→ **Document source**:
La gestion RH des salariés étrangers

Conférence du 3 mars 2025

 

Par les étudiants du Master 2 Droit du travail :

Cyril Cocquempot, Emma Correia, Chloë Dhellin, Laura Ducornet, Mathilde Leviel, Célia Megy, Margot Savaton et Simon Werquin.

 

En France, selon un recensement de la DARES, les salariés étrangers représentaient en 2017 38,8 % des employés de maison, 27 % des ouvriers non qualifiés du BTP, ou encore 19,3% des ouvriers qualifiés des travaux publics. Dans ces secteurs d’activité notamment, la connaissance du régime juridique encadrant l’embauche des salariés étrangers est essentielle à la gestion des ressources humaines. Il convient pour une entreprise d’avoir ce formalisme en tête pour exercer son activité en toute légalité.

 

 

Les salariés étrangers sont les salariés qui, compte tenu de leur nationalité, sont soumis à des conditions restrictives d’accès à l’emploi salarié, commençant par la détention d’un titre de séjour et de travail. Sont exclus de cette définition les salariés ressortissants des pays de l’Union européenne, ainsi que les ressortissants de la Norvège, de l’Islande, du Liechtenstein, de la Suisse et des principautés d’Andorre, de Monaco, de Saint-Marin et du Vatican.

Items d'un jeu de données:
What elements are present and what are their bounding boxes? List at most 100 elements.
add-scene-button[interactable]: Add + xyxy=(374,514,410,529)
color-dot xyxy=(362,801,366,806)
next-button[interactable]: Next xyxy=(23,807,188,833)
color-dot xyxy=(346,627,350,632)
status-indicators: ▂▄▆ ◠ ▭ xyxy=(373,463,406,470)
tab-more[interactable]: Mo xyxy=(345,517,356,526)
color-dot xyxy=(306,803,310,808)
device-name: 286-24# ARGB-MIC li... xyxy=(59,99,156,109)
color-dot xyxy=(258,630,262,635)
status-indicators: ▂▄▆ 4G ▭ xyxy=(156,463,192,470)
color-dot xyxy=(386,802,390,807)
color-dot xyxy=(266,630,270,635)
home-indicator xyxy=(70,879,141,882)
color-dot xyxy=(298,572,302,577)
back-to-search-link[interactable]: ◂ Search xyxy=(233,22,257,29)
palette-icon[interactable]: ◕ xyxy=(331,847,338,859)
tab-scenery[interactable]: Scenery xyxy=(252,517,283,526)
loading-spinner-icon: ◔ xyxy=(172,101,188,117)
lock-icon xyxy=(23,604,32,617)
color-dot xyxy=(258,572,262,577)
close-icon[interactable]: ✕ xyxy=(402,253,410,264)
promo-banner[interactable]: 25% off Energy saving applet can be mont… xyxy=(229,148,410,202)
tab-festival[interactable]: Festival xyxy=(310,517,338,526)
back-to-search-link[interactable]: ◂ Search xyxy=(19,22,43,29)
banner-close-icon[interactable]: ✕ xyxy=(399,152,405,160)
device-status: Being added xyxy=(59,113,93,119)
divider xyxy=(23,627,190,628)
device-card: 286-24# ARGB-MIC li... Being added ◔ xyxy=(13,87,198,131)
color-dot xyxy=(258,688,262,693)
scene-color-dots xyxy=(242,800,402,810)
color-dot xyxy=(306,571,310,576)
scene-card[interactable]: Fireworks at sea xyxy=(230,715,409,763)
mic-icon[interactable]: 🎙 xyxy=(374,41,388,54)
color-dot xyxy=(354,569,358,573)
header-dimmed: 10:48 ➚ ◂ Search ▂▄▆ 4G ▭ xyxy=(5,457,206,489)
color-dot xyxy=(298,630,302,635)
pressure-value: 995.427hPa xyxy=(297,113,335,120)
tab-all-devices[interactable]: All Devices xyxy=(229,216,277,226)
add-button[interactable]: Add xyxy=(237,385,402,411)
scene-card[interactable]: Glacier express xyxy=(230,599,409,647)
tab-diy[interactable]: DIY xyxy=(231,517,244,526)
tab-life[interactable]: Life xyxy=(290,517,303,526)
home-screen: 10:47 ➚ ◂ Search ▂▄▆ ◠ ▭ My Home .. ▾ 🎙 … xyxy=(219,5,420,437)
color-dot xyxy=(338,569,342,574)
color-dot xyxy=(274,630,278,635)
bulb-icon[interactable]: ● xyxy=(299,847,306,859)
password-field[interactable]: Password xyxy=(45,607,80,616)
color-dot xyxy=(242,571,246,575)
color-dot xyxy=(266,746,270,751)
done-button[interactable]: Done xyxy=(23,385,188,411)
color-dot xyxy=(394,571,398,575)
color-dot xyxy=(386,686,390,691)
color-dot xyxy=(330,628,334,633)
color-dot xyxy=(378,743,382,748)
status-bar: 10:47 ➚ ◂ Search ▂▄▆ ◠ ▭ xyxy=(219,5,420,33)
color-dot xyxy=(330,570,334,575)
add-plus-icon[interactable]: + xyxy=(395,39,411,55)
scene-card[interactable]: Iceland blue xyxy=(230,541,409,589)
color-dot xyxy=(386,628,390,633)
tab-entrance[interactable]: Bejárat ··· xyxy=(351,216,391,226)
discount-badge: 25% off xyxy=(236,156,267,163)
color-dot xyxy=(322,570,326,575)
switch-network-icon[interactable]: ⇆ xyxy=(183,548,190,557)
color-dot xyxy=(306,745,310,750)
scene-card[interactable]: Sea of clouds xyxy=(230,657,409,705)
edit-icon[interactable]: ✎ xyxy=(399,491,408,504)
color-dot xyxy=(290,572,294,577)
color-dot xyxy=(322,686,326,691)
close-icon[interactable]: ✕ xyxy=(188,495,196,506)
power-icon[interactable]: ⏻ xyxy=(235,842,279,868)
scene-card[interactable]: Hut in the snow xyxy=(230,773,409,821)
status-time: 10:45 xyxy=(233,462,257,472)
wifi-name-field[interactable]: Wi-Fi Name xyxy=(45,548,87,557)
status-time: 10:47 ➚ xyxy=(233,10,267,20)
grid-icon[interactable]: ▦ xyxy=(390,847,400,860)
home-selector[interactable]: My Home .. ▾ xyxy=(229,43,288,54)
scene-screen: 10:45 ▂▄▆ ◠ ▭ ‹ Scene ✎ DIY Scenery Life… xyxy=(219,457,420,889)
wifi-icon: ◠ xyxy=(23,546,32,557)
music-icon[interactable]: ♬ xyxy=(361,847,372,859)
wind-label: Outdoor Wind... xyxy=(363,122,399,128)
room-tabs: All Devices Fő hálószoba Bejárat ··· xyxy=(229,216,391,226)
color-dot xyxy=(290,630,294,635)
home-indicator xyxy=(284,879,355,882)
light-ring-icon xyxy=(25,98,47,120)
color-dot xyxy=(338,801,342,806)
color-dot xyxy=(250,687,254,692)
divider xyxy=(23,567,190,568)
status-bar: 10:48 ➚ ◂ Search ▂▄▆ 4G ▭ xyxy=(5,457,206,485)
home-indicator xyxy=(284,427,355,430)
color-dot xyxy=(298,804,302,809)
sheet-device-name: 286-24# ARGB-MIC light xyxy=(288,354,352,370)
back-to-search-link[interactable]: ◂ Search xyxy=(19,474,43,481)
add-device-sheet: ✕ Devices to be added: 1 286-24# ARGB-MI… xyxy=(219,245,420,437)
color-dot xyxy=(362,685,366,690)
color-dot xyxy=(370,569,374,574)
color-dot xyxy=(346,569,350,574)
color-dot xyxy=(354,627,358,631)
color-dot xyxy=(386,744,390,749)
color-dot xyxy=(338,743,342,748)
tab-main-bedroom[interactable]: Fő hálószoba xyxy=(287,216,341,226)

→ **Travail à faire**:
Recopiez le passage du texte sur la gestion RH des salariés étrangers, depuis « La gestion RH » jusqu'à « en toute légalité. » inclus.

→ **Bonne réponse**:
La gestion RH des salariés étrangers

Conférence du 3 mars 2025

 

Par les étudiants du Master 2 Droit du travail :

Cyril Cocquempot, Emma Correia, Chloë Dhellin, Laura Ducornet, Mathilde Leviel, Célia Megy, Margot Savaton et Simon Werquin.

 

En France, selon un recensement de la DARES, les salariés étrangers représentaient en 2017 38,8 % des employés de maison, 27 % des ouvriers non qualifiés du BTP, ou encore 19,3% des ouvriers qualifiés des travaux publics. Dans ces secteurs d’activité notamment, la connaissance du régime juridique encadrant l’embauche des salariés étrangers est essentielle à la gestion des ressources humaines. Il convient pour une entreprise d’avoir ce formalisme en tête pour exercer son activité en toute légalité.